Objective :: From the listing that follows, extract every line and set it down unaltered.

Given records ::
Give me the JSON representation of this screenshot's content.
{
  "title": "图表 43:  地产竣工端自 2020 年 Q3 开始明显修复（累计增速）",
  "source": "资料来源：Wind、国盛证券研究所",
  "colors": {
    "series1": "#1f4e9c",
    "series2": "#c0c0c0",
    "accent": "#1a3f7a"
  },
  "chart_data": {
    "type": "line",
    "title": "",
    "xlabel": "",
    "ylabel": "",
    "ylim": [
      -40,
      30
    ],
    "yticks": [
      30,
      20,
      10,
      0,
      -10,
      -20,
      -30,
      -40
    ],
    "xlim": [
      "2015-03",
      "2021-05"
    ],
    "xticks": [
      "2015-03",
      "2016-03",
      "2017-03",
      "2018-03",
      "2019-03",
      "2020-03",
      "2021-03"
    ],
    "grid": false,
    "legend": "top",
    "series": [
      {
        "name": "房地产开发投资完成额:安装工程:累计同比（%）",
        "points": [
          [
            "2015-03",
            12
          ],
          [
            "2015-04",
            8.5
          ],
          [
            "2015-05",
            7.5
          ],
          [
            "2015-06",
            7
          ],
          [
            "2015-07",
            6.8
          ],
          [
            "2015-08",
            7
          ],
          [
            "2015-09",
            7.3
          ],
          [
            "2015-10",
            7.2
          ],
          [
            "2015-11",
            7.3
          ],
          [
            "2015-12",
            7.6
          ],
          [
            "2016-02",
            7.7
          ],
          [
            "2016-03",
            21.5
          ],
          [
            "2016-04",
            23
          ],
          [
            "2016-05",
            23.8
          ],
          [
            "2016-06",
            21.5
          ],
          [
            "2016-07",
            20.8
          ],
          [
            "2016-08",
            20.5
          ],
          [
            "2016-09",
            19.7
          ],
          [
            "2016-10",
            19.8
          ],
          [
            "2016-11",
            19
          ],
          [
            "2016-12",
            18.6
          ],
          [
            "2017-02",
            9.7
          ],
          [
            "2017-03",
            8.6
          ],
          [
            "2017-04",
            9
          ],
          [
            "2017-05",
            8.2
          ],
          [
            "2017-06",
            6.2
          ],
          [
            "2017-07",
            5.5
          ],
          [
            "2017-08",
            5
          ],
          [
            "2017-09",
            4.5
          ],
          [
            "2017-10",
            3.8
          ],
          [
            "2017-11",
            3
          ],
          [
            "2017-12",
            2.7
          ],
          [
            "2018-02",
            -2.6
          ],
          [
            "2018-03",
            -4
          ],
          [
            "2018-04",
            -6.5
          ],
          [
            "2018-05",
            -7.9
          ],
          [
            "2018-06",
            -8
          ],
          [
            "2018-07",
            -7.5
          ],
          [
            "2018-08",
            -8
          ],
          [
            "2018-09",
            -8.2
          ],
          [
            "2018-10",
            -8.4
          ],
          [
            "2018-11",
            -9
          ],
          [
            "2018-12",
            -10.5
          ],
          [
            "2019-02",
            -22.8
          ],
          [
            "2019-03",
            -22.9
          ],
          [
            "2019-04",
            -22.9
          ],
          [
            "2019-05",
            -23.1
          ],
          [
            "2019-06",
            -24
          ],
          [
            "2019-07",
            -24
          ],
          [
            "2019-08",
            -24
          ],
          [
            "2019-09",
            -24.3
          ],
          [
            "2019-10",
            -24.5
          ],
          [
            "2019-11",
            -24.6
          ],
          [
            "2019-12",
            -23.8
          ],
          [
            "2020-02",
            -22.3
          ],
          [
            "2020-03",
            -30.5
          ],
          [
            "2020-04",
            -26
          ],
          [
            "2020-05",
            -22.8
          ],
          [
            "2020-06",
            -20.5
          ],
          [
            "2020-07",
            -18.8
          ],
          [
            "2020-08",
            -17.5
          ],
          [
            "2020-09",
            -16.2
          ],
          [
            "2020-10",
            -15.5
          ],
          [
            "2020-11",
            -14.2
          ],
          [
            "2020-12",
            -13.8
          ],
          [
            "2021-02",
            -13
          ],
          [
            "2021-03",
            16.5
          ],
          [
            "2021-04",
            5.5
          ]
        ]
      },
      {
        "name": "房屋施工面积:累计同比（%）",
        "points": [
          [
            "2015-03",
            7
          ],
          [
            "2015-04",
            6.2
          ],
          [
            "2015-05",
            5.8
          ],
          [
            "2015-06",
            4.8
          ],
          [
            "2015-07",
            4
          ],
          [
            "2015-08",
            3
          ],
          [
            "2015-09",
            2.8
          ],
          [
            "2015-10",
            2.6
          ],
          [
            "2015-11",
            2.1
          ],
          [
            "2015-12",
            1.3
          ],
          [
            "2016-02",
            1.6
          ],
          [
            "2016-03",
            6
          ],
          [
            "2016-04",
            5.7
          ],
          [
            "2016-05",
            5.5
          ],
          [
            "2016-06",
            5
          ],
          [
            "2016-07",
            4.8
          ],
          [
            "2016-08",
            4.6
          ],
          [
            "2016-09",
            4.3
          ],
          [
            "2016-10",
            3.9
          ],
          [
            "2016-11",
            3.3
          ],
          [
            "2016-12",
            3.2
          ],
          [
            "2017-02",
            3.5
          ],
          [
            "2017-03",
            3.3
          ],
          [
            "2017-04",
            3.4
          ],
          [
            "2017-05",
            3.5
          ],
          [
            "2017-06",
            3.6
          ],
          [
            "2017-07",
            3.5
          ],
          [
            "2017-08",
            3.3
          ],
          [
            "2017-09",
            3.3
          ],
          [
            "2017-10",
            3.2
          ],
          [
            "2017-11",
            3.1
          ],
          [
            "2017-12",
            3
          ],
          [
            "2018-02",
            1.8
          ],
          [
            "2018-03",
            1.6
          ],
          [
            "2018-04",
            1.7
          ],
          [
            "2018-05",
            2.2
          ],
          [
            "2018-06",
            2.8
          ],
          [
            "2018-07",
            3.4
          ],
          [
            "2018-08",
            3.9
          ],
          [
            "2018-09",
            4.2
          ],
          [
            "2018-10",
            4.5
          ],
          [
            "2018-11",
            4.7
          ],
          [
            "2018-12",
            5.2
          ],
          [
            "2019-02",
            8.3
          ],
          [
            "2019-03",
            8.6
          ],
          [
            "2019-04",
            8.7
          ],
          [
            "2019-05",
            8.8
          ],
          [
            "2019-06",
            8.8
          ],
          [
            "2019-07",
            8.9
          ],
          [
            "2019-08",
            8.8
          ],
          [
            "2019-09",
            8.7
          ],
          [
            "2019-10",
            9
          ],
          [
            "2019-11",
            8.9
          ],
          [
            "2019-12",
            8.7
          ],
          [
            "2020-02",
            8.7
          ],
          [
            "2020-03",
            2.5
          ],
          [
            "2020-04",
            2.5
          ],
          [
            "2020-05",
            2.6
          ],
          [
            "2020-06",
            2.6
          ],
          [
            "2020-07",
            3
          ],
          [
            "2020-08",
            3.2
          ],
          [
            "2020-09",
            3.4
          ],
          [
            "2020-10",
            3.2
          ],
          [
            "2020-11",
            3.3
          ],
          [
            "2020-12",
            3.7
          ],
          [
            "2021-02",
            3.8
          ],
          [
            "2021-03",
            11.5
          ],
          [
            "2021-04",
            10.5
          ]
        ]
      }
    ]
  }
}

Answer in full ::
Give me the JSON representation of this screenshot's content.
{
  "title": "图表 43:  地产竣工端自 2020 年 Q3 开始明显修复（累计增速）",
  "source": "资料来源：Wind、国盛证券研究所",
  "colors": {
    "series1": "#1f4e9c",
    "series2": "#c0c0c0",
    "accent": "#1a3f7a"
  },
  "chart_data": {
    "type": "line",
    "title": "",
    "xlabel": "",
    "ylabel": "",
    "ylim": [
      -40,
      30
    ],
    "yticks": [
      30,
      20,
      10,
      0,
      -10,
      -20,
      -30,
      -40
    ],
    "xlim": [
      "2015-03",
      "2021-05"
    ],
    "xticks": [
      "2015-03",
      "2016-03",
      "2017-03",
      "2018-03",
      "2019-03",
      "2020-03",
      "2021-03"
    ],
    "grid": false,
    "legend": "top",
    "series": [
      {
        "name": "房地产开发投资完成额:安装工程:累计同比（%）",
        "points": [
          [
            "2015-03",
            12
          ],
          [
            "2015-04",
            8.5
          ],
          [
            "2015-05",
            7.5
          ],
          [
            "2015-06",
            7
          ],
          [
            "2015-07",
            6.8
          ],
          [
            "2015-08",
            7
          ],
          [
            "2015-09",
            7.3
          ],
          [
            "2015-10",
            7.2
          ],
          [
            "2015-11",
            7.3
          ],
          [
            "2015-12",
            7.6
          ],
          [
            "2016-02",
            7.7
          ],
          [
            "2016-03",
            21.5
          ],
          [
            "2016-04",
            23
          ],
          [
            "2016-05",
            23.8
          ],
          [
            "2016-06",
            21.5
          ],
          [
            "2016-07",
            20.8
          ],
          [
            "2016-08",
            20.5
          ],
          [
            "2016-09",
            19.7
          ],
          [
            "2016-10",
            19.8
          ],
          [
            "2016-11",
            19
          ],
          [
            "2016-12",
            18.6
          ],
          [
            "2017-02",
            9.7
          ],
          [
            "2017-03",
            8.6
          ],
          [
            "2017-04",
            9
          ],
          [
            "2017-05",
            8.2
          ],
          [
            "2017-06",
            6.2
          ],
          [
            "2017-07",
            5.5
          ],
          [
            "2017-08",
            5
          ],
          [
            "2017-09",
            4.5
          ],
          [
            "2017-10",
            3.8
          ],
          [
            "2017-11",
            3
          ],
          [
            "2017-12",
            2.7
          ],
          [
            "2018-02",
            -2.6
          ],
          [
            "2018-03",
            -4
          ],
          [
            "2018-04",
            -6.5
          ],
          [
            "2018-05",
            -7.9
          ],
          [
            "2018-06",
            -8
          ],
          [
            "2018-07",
            -7.5
          ],
          [
            "2018-08",
            -8
          ],
          [
            "2018-09",
            -8.2
          ],
          [
            "2018-10",
            -8.4
          ],
          [
            "2018-11",
            -9
          ],
          [
            "2018-12",
            -10.5
          ],
          [
            "2019-02",
            -22.8
          ],
          [
            "2019-03",
            -22.9
          ],
          [
            "2019-04",
            -22.9
          ],
          [
            "2019-05",
            -23.1
          ],
          [
            "2019-06",
            -24
          ],
          [
            "2019-07",
            -24
          ],
          [
            "2019-08",
            -24
          ],
          [
            "2019-09",
            -24.3
          ],
          [
            "2019-10",
            -24.5
          ],
          [
            "2019-11",
            -24.6
          ],
          [
            "2019-12",
            -23.8
          ],
          [
            "2020-02",
            -22.3
          ],
          [
            "2020-03",
            -30.5
          ],
          [
            "2020-04",
            -26
          ],
          [
            "2020-05",
            -22.8
          ],
          [
            "2020-06",
            -20.5
          ],
          [
            "2020-07",
            -18.8
          ],
          [
            "2020-08",
            -17.5
          ],
          [
            "2020-09",
            -16.2
          ],
          [
            "2020-10",
            -15.5
          ],
          [
            "2020-11",
            -14.2
          ],
          [
            "2020-12",
            -13.8
          ],
          [
            "2021-02",
            -13
          ],
          [
            "2021-03",
            16.5
          ],
          [
            "2021-04",
            5.5
          ]
        ]
      },
      {
        "name": "房屋施工面积:累计同比（%）",
        "points": [
          [
            "2015-03",
            7
          ],
          [
            "2015-04",
            6.2
          ],
          [
            "2015-05",
            5.8
          ],
          [
            "2015-06",
            4.8
          ],
          [
            "2015-07",
            4
          ],
          [
            "2015-08",
            3
          ],
          [
            "2015-09",
            2.8
          ],
          [
            "2015-10",
            2.6
          ],
          [
            "2015-11",
            2.1
          ],
          [
            "2015-12",
            1.3
          ],
          [
            "2016-02",
            1.6
          ],
          [
            "2016-03",
            6
          ],
          [
            "2016-04",
            5.7
          ],
          [
            "2016-05",
            5.5
          ],
          [
            "2016-06",
            5
          ],
          [
            "2016-07",
            4.8
          ],
          [
            "2016-08",
            4.6
          ],
          [
            "2016-09",
            4.3
          ],
          [
            "2016-10",
            3.9
          ],
          [
            "2016-11",
            3.3
          ],
          [
            "2016-12",
            3.2
          ],
          [
            "2017-02",
            3.5
          ],
          [
            "2017-03",
            3.3
          ],
          [
            "2017-04",
            3.4
          ],
          [
            "2017-05",
            3.5
          ],
          [
            "2017-06",
            3.6
          ],
          [
            "2017-07",
            3.5
          ],
          [
            "2017-08",
            3.3
          ],
          [
            "2017-09",
            3.3
          ],
          [
            "2017-10",
            3.2
          ],
          [
            "2017-11",
            3.1
          ],
          [
            "2017-12",
            3
          ],
          [
            "2018-02",
            1.8
          ],
          [
            "2018-03",
            1.6
          ],
          [
            "2018-04",
            1.7
          ],
          [
            "2018-05",
            2.2
          ],
          [
            "2018-06",
            2.8
          ],
          [
            "2018-07",
            3.4
          ],
          [
            "2018-08",
            3.9
          ],
          [
            "2018-09",
            4.2
          ],
          [
            "2018-10",
            4.5
          ],
          [
            "2018-11",
            4.7
          ],
          [
            "2018-12",
            5.2
          ],
          [
            "2019-02",
            8.3
          ],
          [
            "2019-03",
            8.6
          ],
          [
            "2019-04",
            8.7
          ],
          [
            "2019-05",
            8.8
          ],
          [
            "2019-06",
            8.8
          ],
          [
            "2019-07",
            8.9
          ],
          [
            "2019-08",
            8.8
          ],
          [
            "2019-09",
            8.7
          ],
          [
            "2019-10",
            9
          ],
          [
            "2019-11",
            8.9
          ],
          [
            "2019-12",
            8.7
          ],
          [
            "2020-02",
            8.7
          ],
          [
            "2020-03",
            2.5
          ],
          [
            "2020-04",
            2.5
          ],
          [
            "2020-05",
            2.6
          ],
          [
            "2020-06",
            2.6
          ],
          [
            "2020-07",
            3
          ],
          [
            "2020-08",
            3.2
          ],
          [
            "2020-09",
            3.4
          ],
          [
            "2020-10",
            3.2
          ],
          [
            "2020-11",
            3.3
          ],
          [
            "2020-12",
            3.7
          ],
          [
            "2021-02",
            3.8
          ],
          [
            "2021-03",
            11.5
          ],
          [
            "2021-04",
            10.5
          ]
        ]
      }
    ]
  }
}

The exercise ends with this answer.